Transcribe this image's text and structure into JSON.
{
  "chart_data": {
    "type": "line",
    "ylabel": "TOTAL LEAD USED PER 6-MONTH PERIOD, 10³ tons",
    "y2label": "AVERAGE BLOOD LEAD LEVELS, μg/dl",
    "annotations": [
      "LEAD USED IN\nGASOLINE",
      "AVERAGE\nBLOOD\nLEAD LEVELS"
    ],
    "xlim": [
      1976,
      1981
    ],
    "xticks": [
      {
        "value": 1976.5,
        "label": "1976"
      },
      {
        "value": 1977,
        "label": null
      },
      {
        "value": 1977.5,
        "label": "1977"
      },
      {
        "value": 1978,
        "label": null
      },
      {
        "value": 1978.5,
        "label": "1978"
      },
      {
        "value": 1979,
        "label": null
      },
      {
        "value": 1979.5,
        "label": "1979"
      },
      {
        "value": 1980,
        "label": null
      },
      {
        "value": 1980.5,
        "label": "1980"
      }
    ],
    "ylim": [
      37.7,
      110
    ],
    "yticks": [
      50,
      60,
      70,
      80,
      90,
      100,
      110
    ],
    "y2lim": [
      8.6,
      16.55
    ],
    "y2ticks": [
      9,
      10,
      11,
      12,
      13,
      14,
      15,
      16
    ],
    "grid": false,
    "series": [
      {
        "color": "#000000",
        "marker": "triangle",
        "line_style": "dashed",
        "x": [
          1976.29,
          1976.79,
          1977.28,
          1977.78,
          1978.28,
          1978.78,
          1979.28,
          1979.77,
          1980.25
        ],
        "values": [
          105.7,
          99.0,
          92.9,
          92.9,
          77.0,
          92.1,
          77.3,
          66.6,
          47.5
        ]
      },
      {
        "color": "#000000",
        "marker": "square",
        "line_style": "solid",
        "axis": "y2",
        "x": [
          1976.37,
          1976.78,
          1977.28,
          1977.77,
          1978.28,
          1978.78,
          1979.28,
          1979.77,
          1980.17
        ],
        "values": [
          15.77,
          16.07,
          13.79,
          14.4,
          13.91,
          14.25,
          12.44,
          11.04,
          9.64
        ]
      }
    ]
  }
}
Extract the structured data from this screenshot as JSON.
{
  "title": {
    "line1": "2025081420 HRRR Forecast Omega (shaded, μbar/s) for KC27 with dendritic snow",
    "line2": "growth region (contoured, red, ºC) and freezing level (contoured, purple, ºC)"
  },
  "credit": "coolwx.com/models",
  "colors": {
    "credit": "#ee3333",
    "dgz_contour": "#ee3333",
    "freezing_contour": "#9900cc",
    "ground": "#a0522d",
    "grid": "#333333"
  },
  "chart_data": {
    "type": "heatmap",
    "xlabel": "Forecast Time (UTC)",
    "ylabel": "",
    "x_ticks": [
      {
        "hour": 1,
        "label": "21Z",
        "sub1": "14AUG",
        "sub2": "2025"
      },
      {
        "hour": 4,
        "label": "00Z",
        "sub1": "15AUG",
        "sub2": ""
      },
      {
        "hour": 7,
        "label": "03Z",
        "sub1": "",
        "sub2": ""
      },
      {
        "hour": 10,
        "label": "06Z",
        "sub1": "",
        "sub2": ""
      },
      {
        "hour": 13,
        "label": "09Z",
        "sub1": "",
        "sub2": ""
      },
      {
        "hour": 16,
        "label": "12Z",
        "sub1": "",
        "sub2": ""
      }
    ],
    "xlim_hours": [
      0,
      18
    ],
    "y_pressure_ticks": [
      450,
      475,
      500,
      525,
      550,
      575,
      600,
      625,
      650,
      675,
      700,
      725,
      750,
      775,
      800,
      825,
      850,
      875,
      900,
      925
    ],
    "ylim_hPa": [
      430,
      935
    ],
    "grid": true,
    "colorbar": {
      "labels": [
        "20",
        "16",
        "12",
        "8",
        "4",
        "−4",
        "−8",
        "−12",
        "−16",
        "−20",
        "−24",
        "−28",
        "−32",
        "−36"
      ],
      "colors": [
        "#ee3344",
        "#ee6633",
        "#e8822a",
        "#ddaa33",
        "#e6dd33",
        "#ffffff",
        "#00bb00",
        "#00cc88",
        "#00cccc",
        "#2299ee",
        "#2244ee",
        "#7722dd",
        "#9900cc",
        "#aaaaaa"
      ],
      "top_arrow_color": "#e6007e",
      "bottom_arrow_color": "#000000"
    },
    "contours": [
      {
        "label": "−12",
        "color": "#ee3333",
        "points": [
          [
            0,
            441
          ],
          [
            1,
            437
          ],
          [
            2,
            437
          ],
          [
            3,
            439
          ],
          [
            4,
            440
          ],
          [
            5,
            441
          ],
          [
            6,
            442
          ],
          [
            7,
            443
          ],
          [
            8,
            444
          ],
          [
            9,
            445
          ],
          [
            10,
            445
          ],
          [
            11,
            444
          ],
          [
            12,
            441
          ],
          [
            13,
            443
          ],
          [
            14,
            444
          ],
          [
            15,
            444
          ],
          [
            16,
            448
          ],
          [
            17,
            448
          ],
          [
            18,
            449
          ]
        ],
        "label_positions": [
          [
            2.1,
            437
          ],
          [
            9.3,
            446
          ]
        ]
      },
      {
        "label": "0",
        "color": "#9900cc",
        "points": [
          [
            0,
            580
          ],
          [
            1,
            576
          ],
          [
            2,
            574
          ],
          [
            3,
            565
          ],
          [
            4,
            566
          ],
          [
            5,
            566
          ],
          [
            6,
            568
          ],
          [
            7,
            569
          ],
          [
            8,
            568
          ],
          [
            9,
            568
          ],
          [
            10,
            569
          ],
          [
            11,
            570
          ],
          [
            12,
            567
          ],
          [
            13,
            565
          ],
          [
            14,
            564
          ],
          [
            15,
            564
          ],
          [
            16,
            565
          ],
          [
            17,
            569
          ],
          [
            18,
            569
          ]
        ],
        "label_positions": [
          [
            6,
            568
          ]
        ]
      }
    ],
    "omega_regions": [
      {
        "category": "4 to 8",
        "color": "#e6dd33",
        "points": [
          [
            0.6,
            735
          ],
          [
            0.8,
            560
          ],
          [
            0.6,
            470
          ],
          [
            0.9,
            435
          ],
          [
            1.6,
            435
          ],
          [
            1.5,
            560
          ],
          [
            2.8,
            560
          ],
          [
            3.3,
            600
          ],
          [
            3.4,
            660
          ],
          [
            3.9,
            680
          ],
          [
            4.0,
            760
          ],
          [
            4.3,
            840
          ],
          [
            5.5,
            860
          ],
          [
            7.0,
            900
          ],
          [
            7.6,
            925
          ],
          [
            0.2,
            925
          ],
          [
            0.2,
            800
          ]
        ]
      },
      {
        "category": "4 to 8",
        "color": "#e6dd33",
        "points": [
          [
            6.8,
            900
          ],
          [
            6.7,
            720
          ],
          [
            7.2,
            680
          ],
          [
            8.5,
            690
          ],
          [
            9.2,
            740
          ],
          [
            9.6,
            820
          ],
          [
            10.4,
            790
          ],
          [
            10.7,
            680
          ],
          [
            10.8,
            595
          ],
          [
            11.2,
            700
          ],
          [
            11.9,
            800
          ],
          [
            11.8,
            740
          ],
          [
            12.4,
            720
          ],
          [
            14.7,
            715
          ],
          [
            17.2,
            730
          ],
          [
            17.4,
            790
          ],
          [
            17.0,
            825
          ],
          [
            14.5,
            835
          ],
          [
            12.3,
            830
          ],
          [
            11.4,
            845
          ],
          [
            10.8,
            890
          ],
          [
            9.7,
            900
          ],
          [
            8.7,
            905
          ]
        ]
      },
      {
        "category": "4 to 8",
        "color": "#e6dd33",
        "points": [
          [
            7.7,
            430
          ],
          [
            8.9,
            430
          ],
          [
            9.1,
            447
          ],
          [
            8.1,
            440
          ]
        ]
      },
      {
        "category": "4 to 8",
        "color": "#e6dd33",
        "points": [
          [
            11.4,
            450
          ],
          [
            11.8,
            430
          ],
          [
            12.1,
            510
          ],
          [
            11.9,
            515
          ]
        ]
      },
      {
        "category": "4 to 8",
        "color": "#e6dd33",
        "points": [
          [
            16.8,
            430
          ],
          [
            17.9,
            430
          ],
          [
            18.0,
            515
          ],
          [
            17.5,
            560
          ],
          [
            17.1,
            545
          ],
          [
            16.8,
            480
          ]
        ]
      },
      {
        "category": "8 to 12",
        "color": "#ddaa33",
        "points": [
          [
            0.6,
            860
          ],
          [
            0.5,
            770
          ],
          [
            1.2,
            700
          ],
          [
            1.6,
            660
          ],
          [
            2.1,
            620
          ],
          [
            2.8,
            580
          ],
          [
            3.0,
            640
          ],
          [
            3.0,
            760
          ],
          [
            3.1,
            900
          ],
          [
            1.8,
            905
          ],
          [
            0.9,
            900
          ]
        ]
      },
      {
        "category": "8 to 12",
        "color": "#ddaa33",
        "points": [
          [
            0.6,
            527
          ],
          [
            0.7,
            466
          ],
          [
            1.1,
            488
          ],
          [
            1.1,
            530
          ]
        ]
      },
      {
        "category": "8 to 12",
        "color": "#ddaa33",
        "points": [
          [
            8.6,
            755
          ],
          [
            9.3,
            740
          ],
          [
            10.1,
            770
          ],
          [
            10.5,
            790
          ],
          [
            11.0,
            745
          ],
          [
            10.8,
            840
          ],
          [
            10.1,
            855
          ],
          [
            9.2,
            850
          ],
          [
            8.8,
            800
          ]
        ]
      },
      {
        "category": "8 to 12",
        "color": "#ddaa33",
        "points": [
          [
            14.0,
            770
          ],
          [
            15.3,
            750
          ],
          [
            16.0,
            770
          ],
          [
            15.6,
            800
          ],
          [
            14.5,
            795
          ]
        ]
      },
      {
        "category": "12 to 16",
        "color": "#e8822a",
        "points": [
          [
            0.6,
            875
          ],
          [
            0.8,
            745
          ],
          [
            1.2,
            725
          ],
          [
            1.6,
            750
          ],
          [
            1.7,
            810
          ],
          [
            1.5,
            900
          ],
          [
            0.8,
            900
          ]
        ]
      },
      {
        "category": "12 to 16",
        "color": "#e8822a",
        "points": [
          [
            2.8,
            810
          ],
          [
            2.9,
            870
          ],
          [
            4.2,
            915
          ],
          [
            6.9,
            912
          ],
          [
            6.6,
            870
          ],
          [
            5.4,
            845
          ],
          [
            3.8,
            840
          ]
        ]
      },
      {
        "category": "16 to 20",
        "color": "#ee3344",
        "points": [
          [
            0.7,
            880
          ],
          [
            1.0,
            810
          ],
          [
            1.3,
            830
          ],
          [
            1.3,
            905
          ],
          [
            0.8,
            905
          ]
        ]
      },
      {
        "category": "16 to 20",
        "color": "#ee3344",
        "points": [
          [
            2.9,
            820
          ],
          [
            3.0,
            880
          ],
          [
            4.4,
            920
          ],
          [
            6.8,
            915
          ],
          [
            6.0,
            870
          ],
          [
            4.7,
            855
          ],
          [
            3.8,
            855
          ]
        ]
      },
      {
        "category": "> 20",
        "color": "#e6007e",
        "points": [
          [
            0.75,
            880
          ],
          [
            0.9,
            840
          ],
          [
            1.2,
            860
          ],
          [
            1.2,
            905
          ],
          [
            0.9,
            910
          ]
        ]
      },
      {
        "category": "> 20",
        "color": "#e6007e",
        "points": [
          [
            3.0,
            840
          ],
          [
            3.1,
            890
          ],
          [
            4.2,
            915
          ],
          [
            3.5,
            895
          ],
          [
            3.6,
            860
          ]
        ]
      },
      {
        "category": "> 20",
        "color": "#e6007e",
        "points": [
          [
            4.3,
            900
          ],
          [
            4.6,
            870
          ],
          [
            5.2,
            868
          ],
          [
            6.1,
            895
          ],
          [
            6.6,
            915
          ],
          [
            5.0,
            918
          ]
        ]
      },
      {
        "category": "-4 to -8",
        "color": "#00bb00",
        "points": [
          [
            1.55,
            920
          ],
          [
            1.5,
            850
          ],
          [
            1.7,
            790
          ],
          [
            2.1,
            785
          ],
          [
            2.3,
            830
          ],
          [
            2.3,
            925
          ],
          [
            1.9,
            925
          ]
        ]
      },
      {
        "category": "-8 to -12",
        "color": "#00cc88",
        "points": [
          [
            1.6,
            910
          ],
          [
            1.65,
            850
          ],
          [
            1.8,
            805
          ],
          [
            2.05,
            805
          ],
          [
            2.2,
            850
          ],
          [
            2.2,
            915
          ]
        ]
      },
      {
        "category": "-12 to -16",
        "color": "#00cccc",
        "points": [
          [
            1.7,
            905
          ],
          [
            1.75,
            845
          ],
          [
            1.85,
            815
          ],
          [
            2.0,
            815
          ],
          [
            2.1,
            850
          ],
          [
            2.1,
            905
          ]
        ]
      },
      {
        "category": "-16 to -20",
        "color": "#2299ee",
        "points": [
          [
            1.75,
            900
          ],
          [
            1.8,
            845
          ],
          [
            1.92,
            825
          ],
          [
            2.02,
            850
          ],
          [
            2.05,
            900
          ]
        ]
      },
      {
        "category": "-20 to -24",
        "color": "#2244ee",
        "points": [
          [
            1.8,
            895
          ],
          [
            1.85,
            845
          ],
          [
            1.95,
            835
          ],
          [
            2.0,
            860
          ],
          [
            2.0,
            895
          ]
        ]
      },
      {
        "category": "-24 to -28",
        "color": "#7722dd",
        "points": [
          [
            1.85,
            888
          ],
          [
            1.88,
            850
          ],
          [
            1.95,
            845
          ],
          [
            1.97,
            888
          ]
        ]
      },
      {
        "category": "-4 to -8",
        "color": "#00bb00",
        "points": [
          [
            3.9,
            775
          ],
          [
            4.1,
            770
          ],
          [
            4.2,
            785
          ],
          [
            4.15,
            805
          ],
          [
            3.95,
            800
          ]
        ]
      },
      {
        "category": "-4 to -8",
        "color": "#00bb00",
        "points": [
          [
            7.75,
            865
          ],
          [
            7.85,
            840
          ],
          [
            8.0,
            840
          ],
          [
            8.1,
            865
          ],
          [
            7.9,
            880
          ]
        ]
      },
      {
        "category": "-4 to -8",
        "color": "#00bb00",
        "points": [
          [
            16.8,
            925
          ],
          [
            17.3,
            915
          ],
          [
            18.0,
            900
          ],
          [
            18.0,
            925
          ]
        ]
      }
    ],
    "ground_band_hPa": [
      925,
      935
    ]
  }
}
== == ==
### To be done
From the listing above, copy every line that holds the string "ylabel".

### Exercise result
    "ylabel": "TOTAL LEAD USED PER 6-MONTH PERIOD, 10³ tons",
    "ylabel": "",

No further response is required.